▸ OBJECTIVE: Could you write out every entry exactly as it stands?

Data excerpts
(begin)

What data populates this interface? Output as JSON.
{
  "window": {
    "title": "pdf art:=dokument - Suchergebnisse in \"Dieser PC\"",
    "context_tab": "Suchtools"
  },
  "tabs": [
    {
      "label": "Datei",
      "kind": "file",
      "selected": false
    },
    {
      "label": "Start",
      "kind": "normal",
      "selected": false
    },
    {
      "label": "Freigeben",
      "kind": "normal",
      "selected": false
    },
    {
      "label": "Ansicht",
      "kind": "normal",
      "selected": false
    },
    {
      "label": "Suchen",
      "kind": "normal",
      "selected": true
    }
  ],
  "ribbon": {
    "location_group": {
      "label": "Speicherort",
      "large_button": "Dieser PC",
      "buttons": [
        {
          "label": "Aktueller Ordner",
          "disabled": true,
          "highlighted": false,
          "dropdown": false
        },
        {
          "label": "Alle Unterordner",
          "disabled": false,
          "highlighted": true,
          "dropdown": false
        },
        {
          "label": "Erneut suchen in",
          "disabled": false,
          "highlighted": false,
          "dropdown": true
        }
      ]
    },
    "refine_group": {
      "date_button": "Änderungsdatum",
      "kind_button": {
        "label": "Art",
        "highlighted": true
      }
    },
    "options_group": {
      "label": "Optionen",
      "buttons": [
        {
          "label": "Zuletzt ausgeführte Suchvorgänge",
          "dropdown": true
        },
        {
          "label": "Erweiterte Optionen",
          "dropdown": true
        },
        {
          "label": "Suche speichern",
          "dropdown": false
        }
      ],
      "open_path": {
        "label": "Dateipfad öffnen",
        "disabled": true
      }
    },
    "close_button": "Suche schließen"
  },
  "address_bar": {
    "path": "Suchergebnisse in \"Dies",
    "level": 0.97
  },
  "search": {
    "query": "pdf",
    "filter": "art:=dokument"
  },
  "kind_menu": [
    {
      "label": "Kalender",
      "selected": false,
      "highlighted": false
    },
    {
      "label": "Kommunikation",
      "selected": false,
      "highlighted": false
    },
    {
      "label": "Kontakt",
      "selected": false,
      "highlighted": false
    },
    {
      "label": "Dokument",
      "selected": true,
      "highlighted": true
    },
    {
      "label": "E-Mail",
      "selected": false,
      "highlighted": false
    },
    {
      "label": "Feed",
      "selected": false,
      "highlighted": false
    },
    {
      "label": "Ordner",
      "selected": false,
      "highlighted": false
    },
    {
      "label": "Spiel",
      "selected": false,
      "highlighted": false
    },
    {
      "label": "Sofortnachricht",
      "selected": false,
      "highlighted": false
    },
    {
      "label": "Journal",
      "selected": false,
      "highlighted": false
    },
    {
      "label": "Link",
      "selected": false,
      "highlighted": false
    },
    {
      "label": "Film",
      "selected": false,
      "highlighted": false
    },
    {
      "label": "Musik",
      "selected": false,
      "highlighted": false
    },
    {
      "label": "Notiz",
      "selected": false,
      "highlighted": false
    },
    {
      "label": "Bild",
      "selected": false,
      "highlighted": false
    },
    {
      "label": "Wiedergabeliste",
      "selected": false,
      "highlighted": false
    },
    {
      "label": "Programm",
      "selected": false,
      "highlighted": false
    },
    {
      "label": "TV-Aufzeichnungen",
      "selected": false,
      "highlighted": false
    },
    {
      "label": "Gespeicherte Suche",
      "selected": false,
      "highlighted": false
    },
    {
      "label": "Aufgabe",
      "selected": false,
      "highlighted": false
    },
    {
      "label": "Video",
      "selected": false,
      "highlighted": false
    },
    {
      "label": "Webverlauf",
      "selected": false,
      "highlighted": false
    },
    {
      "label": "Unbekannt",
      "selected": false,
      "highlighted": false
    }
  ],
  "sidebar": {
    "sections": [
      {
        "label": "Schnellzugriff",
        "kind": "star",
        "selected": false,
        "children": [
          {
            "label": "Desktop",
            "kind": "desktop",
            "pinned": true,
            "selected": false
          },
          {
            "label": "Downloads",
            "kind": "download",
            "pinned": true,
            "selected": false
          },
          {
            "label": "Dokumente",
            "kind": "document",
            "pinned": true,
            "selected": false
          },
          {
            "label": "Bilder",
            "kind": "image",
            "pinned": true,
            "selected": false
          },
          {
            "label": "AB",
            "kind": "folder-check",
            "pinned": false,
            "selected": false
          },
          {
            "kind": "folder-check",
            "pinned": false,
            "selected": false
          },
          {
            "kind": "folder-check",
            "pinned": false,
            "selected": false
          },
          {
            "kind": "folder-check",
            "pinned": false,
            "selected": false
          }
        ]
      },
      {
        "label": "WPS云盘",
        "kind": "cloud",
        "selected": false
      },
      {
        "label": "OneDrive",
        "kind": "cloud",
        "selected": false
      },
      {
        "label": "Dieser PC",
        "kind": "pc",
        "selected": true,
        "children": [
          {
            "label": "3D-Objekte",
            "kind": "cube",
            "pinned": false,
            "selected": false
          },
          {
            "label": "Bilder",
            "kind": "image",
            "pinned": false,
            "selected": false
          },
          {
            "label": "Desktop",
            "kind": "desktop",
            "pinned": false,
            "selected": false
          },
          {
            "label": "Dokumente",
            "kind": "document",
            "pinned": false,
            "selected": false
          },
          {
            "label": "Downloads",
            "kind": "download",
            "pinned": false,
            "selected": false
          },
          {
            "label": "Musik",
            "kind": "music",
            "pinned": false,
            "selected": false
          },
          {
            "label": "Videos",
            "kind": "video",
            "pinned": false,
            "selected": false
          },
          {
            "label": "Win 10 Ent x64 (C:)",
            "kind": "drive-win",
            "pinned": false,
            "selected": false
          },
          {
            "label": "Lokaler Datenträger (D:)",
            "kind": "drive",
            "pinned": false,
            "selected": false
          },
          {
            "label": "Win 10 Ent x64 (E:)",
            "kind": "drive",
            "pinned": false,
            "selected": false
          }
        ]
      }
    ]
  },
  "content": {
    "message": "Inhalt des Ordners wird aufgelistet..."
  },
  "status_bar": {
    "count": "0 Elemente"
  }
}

(end)

▸ RESPONSE TO THIS TASK:
What data populates this interface? Output as JSON.
{
  "window": {
    "title": "pdf art:=dokument - Suchergebnisse in \"Dieser PC\"",
    "context_tab": "Suchtools"
  },
  "tabs": [
    {
      "label": "Datei",
      "kind": "file",
      "selected": false
    },
    {
      "label": "Start",
      "kind": "normal",
      "selected": false
    },
    {
      "label": "Freigeben",
      "kind": "normal",
      "selected": false
    },
    {
      "label": "Ansicht",
      "kind": "normal",
      "selected": false
    },
    {
      "label": "Suchen",
      "kind": "normal",
      "selected": true
    }
  ],
  "ribbon": {
    "location_group": {
      "label": "Speicherort",
      "large_button": "Dieser PC",
      "buttons": [
        {
          "label": "Aktueller Ordner",
          "disabled": true,
          "highlighted": false,
          "dropdown": false
        },
        {
          "label": "Alle Unterordner",
          "disabled": false,
          "highlighted": true,
          "dropdown": false
        },
        {
          "label": "Erneut suchen in",
          "disabled": false,
          "highlighted": false,
          "dropdown": true
        }
      ]
    },
    "refine_group": {
      "date_button": "Änderungsdatum",
      "kind_button": {
        "label": "Art",
        "highlighted": true
      }
    },
    "options_group": {
      "label": "Optionen",
      "buttons": [
        {
          "label": "Zuletzt ausgeführte Suchvorgänge",
          "dropdown": true
        },
        {
          "label": "Erweiterte Optionen",
          "dropdown": true
        },
        {
          "label": "Suche speichern",
          "dropdown": false
        }
      ],
      "open_path": {
        "label": "Dateipfad öffnen",
        "disabled": true
      }
    },
    "close_button": "Suche schließen"
  },
  "address_bar": {
    "path": "Suchergebnisse in \"Dies",
    "level": 0.97
  },
  "search": {
    "query": "pdf",
    "filter": "art:=dokument"
  },
  "kind_menu": [
    {
      "label": "Kalender",
      "selected": false,
      "highlighted": false
    },
    {
      "label": "Kommunikation",
      "selected": false,
      "highlighted": false
    },
    {
      "label": "Kontakt",
      "selected": false,
      "highlighted": false
    },
    {
      "label": "Dokument",
      "selected": true,
      "highlighted": true
    },
    {
      "label": "E-Mail",
      "selected": false,
      "highlighted": false
    },
    {
      "label": "Feed",
      "selected": false,
      "highlighted": false
    },
    {
      "label": "Ordner",
      "selected": false,
      "highlighted": false
    },
    {
      "label": "Spiel",
      "selected": false,
      "highlighted": false
    },
    {
      "label": "Sofortnachricht",
      "selected": false,
      "highlighted": false
    },
    {
      "label": "Journal",
      "selected": false,
      "highlighted": false
    },
    {
      "label": "Link",
      "selected": false,
      "highlighted": false
    },
    {
      "label": "Film",
      "selected": false,
      "highlighted": false
    },
    {
      "label": "Musik",
      "selected": false,
      "highlighted": false
    },
    {
      "label": "Notiz",
      "selected": false,
      "highlighted": false
    },
    {
      "label": "Bild",
      "selected": false,
      "highlighted": false
    },
    {
      "label": "Wiedergabeliste",
      "selected": false,
      "highlighted": false
    },
    {
      "label": "Programm",
      "selected": false,
      "highlighted": false
    },
    {
      "label": "TV-Aufzeichnungen",
      "selected": false,
      "highlighted": false
    },
    {
      "label": "Gespeicherte Suche",
      "selected": false,
      "highlighted": false
    },
    {
      "label": "Aufgabe",
      "selected": false,
      "highlighted": false
    },
    {
      "label": "Video",
      "selected": false,
      "highlighted": false
    },
    {
      "label": "Webverlauf",
      "selected": false,
      "highlighted": false
    },
    {
      "label": "Unbekannt",
      "selected": false,
      "highlighted": false
    }
  ],
  "sidebar": {
    "sections": [
      {
        "label": "Schnellzugriff",
        "kind": "star",
        "selected": false,
        "children": [
          {
            "label": "Desktop",
            "kind": "desktop",
            "pinned": true,
            "selected": false
          },
          {
            "label": "Downloads",
            "kind": "download",
            "pinned": true,
            "selected": false
          },
          {
            "label": "Dokumente",
            "kind": "document",
            "pinned": true,
            "selected": false
          },
          {
            "label": "Bilder",
            "kind": "image",
            "pinned": true,
            "selected": false
          },
          {
            "label": "AB",
            "kind": "folder-check",
            "pinned": false,
            "selected": false
          },
          {
            "kind": "folder-check",
            "pinned": false,
            "selected": false
          },
          {
            "kind": "folder-check",
            "pinned": false,
            "selected": false
          },
          {
            "kind": "folder-check",
            "pinned": false,
            "selected": false
          }
        ]
      },
      {
        "label": "WPS云盘",
        "kind": "cloud",
        "selected": false
      },
      {
        "label": "OneDrive",
        "kind": "cloud",
        "selected": false
      },
      {
        "label": "Dieser PC",
        "kind": "pc",
        "selected": true,
        "children": [
          {
            "label": "3D-Objekte",
            "kind": "cube",
            "pinned": false,
            "selected": false
          },
          {
            "label": "Bilder",
            "kind": "image",
            "pinned": false,
            "selected": false
          },
          {
            "label": "Desktop",
            "kind": "desktop",
            "pinned": false,
            "selected": false
          },
          {
            "label": "Dokumente",
            "kind": "document",
            "pinned": false,
            "selected": false
          },
          {
            "label": "Downloads",
            "kind": "download",
            "pinned": false,
            "selected": false
          },
          {
            "label": "Musik",
            "kind": "music",
            "pinned": false,
            "selected": false
          },
          {
            "label": "Videos",
            "kind": "video",
            "pinned": false,
            "selected": false
          },
          {
            "label": "Win 10 Ent x64 (C:)",
            "kind": "drive-win",
            "pinned": false,
            "selected": false
          },
          {
            "label": "Lokaler Datenträger (D:)",
            "kind": "drive",
            "pinned": false,
            "selected": false
          },
          {
            "label": "Win 10 Ent x64 (E:)",
            "kind": "drive",
            "pinned": false,
            "selected": false
          }
        ]
      }
    ]
  },
  "content": {
    "message": "Inhalt des Ordners wird aufgelistet..."
  },
  "status_bar": {
    "count": "0 Elemente"
  }
}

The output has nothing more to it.